Repeat the material exactly as it appears.

[Collected data]
--------------------

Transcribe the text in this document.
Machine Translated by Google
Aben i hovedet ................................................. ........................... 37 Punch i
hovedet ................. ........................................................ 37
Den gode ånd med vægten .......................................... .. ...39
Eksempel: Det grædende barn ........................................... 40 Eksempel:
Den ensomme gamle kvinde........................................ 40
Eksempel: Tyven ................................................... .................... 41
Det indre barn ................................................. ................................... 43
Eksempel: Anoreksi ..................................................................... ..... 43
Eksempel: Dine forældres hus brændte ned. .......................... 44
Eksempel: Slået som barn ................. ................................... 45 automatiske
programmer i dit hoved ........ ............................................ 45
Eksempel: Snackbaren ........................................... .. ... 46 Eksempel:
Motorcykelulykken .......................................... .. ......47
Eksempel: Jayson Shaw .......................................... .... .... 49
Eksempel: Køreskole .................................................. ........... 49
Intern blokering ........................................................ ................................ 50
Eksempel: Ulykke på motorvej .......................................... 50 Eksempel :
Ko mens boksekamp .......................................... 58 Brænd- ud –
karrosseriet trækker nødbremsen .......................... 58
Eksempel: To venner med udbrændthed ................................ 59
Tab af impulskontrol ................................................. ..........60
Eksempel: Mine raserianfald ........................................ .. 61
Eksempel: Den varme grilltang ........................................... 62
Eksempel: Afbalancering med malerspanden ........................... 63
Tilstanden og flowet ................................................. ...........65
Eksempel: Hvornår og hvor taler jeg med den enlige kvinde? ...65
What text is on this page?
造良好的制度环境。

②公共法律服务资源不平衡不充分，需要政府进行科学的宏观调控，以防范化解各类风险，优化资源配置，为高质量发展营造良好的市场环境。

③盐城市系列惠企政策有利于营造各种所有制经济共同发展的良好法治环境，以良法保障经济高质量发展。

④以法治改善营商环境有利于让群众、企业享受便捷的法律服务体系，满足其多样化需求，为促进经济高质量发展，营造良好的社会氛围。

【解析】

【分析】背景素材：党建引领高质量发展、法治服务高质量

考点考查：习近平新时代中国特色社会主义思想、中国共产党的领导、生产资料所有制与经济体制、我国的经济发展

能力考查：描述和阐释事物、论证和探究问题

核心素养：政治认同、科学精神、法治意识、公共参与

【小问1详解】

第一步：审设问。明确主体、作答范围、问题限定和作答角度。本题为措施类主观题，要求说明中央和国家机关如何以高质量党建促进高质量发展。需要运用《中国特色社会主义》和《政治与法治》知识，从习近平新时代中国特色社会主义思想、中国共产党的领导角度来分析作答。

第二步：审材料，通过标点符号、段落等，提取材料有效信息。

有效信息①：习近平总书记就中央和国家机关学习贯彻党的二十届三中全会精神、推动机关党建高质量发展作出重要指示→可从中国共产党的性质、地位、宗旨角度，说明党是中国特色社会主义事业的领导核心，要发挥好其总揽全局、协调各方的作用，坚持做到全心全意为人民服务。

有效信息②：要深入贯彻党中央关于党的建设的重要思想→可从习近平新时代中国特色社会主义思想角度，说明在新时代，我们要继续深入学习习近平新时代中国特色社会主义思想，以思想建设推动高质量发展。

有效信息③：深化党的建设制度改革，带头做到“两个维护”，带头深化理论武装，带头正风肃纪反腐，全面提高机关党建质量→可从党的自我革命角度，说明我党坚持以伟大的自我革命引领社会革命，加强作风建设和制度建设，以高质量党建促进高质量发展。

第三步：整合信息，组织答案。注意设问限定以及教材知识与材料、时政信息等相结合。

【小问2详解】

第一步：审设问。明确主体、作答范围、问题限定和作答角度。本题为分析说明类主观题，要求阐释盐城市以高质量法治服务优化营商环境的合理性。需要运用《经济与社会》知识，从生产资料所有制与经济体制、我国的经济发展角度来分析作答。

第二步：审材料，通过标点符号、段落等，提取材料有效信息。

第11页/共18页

--------------------

EXERCISE OUTPUT.
Transcribe the text in this document.
Machine Translated by Google
Aben i hovedet ................................................. ........................... 37 Punch i
hovedet ................. ........................................................ 37
Den gode ånd med vægten .......................................... .. ...39
Eksempel: Det grædende barn ........................................... 40 Eksempel:
Den ensomme gamle kvinde........................................ 40
Eksempel: Tyven ................................................... .................... 41
Det indre barn ................................................. ................................... 43
Eksempel: Anoreksi ..................................................................... ..... 43
Eksempel: Dine forældres hus brændte ned. .......................... 44
Eksempel: Slået som barn ................. ................................... 45 automatiske
programmer i dit hoved ........ ............................................ 45
Eksempel: Snackbaren ........................................... .. ... 46 Eksempel:
Motorcykelulykken .......................................... .. ......47
Eksempel: Jayson Shaw .......................................... .... .... 49
Eksempel: Køreskole .................................................. ........... 49
Intern blokering ........................................................ ................................ 50
Eksempel: Ulykke på motorvej .......................................... 50 Eksempel :
Ko mens boksekamp .......................................... 58 Brænd- ud –
karrosseriet trækker nødbremsen .......................... 58
Eksempel: To venner med udbrændthed ................................ 59
Tab af impulskontrol ................................................. ..........60
Eksempel: Mine raserianfald ........................................ .. 61
Eksempel: Den varme grilltang ........................................... 62
Eksempel: Afbalancering med malerspanden ........................... 63
Tilstanden og flowet ................................................. ...........65
Eksempel: Hvornår og hvor taler jeg med den enlige kvinde? ...65
What text is on this page?
造良好的制度环境。

②公共法律服务资源不平衡不充分，需要政府进行科学的宏观调控，以防范化解各类风险，优化资源配置，为高质量发展营造良好的市场环境。

③盐城市系列惠企政策有利于营造各种所有制经济共同发展的良好法治环境，以良法保障经济高质量发展。

④以法治改善营商环境有利于让群众、企业享受便捷的法律服务体系，满足其多样化需求，为促进经济高质量发展，营造良好的社会氛围。

【解析】

【分析】背景素材：党建引领高质量发展、法治服务高质量

考点考查：习近平新时代中国特色社会主义思想、中国共产党的领导、生产资料所有制与经济体制、我国的经济发展

能力考查：描述和阐释事物、论证和探究问题

核心素养：政治认同、科学精神、法治意识、公共参与

【小问1详解】

第一步：审设问。明确主体、作答范围、问题限定和作答角度。本题为措施类主观题，要求说明中央和国家机关如何以高质量党建促进高质量发展。需要运用《中国特色社会主义》和《政治与法治》知识，从习近平新时代中国特色社会主义思想、中国共产党的领导角度来分析作答。

第二步：审材料，通过标点符号、段落等，提取材料有效信息。

有效信息①：习近平总书记就中央和国家机关学习贯彻党的二十届三中全会精神、推动机关党建高质量发展作出重要指示→可从中国共产党的性质、地位、宗旨角度，说明党是中国特色社会主义事业的领导核心，要发挥好其总揽全局、协调各方的作用，坚持做到全心全意为人民服务。

有效信息②：要深入贯彻党中央关于党的建设的重要思想→可从习近平新时代中国特色社会主义思想角度，说明在新时代，我们要继续深入学习习近平新时代中国特色社会主义思想，以思想建设推动高质量发展。

有效信息③：深化党的建设制度改革，带头做到“两个维护”，带头深化理论武装，带头正风肃纪反腐，全面提高机关党建质量→可从党的自我革命角度，说明我党坚持以伟大的自我革命引领社会革命，加强作风建设和制度建设，以高质量党建促进高质量发展。

第三步：整合信息，组织答案。注意设问限定以及教材知识与材料、时政信息等相结合。

【小问2详解】

第一步：审设问。明确主体、作答范围、问题限定和作答角度。本题为分析说明类主观题，要求阐释盐城市以高质量法治服务优化营商环境的合理性。需要运用《经济与社会》知识，从生产资料所有制与经济体制、我国的经济发展角度来分析作答。

第二步：审材料，通过标点符号、段落等，提取材料有效信息。

第11页/共18页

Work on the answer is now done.